== Kutipan Halaman ==

Minggu, 18 Desember 2011

fikih jinayah


1.SUMBER-SUMBER FIQIH JINAYAH SERTA UNSUR-UNSURNYA.
1.Sumber Fiqih Jinayah
Sumber fiqih jinayah sebenarnya sama saja dengan sumber-sumber fiqh secara umum yakni:
1.         Sumber Pertama adalah Al-Quran
Al-Quran adalah kitab suci dari Allah swt yang diturunkan kepada Nabi Muhammad Saw melalui malaikat Jibril dan ditulis dalam bentuk mushaf , dimulai dari surat al-Fatihah dan diakhiri dengan Surat an-Nas.
Datangnya kalimat al-Qur’an bersifat qat’i, maka pengertian kata-kata al-Qur’an bersifat qat’i (qat’i dalalah), artinya hanya mempunyai pengertian satu semata-mata tanpa lainnya, dan kadang-kadang bisa Zhanni (Zhanniyud-dalalah).

===

Kumpulan Latihan:
**a.** Tuliskan kembali secara persis bagian teks tentang fikih jinayah dari "1.SUMBER-SUMBER FIQIH JINAYAH" sampai "bisa Zhanni (Zhanniyud-dalalah).".
**b.** Menurut teks tentang fikih jinayah, dengan surat apa mushaf Al-Quran dimulai?

== Daftar Data ==

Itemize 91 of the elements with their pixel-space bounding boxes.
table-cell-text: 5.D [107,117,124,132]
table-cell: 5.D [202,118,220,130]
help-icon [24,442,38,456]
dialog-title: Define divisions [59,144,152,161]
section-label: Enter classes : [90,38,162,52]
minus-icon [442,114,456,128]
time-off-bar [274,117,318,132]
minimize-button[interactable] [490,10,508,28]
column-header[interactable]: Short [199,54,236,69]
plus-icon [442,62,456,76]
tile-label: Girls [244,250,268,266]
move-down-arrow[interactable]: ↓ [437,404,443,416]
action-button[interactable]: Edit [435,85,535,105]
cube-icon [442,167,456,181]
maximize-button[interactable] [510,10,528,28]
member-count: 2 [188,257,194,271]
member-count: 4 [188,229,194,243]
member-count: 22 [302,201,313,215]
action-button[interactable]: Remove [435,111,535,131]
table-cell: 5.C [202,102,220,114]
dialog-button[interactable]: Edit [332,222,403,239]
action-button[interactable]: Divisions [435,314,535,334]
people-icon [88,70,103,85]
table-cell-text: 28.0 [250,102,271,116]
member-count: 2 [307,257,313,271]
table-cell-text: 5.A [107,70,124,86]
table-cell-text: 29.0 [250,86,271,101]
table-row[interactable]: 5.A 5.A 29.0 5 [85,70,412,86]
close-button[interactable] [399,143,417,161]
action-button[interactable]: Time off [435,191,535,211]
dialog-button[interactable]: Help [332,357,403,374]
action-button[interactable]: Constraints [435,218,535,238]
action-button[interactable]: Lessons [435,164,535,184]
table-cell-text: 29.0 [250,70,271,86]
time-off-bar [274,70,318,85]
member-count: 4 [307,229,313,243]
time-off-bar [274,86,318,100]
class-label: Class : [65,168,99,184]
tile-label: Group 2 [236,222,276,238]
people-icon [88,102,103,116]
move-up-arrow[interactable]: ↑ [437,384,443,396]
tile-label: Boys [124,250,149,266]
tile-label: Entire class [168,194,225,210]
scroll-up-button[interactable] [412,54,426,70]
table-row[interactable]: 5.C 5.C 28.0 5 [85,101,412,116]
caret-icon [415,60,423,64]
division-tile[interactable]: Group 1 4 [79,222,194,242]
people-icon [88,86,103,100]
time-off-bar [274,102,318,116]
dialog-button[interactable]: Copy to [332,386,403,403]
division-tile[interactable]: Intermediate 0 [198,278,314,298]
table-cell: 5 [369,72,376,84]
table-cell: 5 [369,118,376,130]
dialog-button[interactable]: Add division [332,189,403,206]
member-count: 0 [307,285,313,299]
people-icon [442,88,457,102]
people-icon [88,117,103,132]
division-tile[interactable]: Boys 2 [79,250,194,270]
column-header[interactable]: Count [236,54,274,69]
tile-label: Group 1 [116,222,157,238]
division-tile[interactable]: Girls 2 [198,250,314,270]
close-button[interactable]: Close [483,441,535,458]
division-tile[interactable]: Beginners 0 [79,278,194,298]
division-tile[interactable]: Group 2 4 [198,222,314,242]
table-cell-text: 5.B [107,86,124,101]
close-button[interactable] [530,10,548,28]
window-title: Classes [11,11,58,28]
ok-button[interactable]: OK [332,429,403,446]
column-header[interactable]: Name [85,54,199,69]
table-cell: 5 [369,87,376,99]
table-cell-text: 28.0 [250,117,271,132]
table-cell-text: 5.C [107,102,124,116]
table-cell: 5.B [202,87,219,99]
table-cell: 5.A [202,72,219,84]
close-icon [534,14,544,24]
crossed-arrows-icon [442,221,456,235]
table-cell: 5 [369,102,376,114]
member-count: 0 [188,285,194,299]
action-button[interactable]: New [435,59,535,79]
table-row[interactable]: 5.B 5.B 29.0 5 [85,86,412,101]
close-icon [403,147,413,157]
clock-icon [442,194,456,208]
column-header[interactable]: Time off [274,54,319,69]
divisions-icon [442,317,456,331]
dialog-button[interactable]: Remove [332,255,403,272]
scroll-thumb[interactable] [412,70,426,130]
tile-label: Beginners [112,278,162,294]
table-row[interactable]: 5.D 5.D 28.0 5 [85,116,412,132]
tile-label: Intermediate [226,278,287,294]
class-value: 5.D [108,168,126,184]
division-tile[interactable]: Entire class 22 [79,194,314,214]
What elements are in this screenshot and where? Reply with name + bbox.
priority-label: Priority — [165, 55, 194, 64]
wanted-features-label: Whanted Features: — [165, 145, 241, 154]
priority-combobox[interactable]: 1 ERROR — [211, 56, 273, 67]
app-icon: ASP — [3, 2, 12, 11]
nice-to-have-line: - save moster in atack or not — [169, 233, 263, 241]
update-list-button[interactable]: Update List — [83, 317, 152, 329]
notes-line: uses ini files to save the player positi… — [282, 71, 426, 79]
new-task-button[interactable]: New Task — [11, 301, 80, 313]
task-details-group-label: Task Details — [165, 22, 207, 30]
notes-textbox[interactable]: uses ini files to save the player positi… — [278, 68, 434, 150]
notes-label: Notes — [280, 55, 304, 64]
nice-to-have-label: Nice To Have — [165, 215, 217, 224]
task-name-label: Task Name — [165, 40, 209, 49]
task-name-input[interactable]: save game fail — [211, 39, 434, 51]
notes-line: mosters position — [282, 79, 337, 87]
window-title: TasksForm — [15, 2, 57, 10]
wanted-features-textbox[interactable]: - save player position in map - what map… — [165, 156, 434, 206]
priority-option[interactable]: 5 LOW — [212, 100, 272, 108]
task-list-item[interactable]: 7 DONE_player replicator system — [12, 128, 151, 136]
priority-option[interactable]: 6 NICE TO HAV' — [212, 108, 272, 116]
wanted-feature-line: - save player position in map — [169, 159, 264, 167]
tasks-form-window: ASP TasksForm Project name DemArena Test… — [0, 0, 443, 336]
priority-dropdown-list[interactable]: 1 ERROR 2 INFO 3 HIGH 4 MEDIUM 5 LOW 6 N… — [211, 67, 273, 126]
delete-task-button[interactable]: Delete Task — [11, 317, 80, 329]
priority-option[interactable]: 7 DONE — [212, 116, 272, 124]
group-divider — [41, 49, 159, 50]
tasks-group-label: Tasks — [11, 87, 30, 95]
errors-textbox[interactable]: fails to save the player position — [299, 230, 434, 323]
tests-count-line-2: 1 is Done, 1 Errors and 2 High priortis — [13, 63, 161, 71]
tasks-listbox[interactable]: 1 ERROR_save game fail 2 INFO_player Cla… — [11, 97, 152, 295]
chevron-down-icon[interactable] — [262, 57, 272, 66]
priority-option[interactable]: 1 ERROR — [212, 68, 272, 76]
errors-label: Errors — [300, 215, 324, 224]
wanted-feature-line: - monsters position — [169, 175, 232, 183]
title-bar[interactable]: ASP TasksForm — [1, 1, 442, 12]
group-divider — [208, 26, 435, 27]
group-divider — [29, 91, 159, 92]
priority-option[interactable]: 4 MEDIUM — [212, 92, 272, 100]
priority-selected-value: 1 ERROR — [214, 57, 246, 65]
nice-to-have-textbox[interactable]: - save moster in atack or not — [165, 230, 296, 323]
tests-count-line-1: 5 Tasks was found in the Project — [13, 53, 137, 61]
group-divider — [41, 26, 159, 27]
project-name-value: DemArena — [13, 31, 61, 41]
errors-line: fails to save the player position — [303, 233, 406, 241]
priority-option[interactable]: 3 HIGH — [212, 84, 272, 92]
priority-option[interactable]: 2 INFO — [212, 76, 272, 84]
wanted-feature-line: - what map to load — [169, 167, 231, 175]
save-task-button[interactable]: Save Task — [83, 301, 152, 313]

===

Daftar Jawaban:
**a.**
1.SUMBER-SUMBER FIQIH JINAYAH SERTA UNSUR-UNSURNYA.
1.Sumber Fiqih Jinayah
Sumber fiqih jinayah sebenarnya sama saja dengan sumber-sumber fiqh secara umum yakni:
1.         Sumber Pertama adalah Al-Quran
Al-Quran adalah kitab suci dari Allah swt yang diturunkan kepada Nabi Muhammad Saw melalui malaikat Jibril dan ditulis dalam bentuk mushaf , dimulai dari surat al-Fatihah dan diakhiri dengan Surat an-Nas.
Datangnya kalimat al-Qur’an bersifat qat’i, maka pengertian kata-kata al-Qur’an bersifat qat’i (qat’i dalalah), artinya hanya mempunyai pengertian satu semata-mata tanpa lainnya, dan kadang-kadang bisa Zhanni (Zhanniyud-dalalah).

**b.** Mushaf Al-Quran dimulai dengan surat al-Fatihah.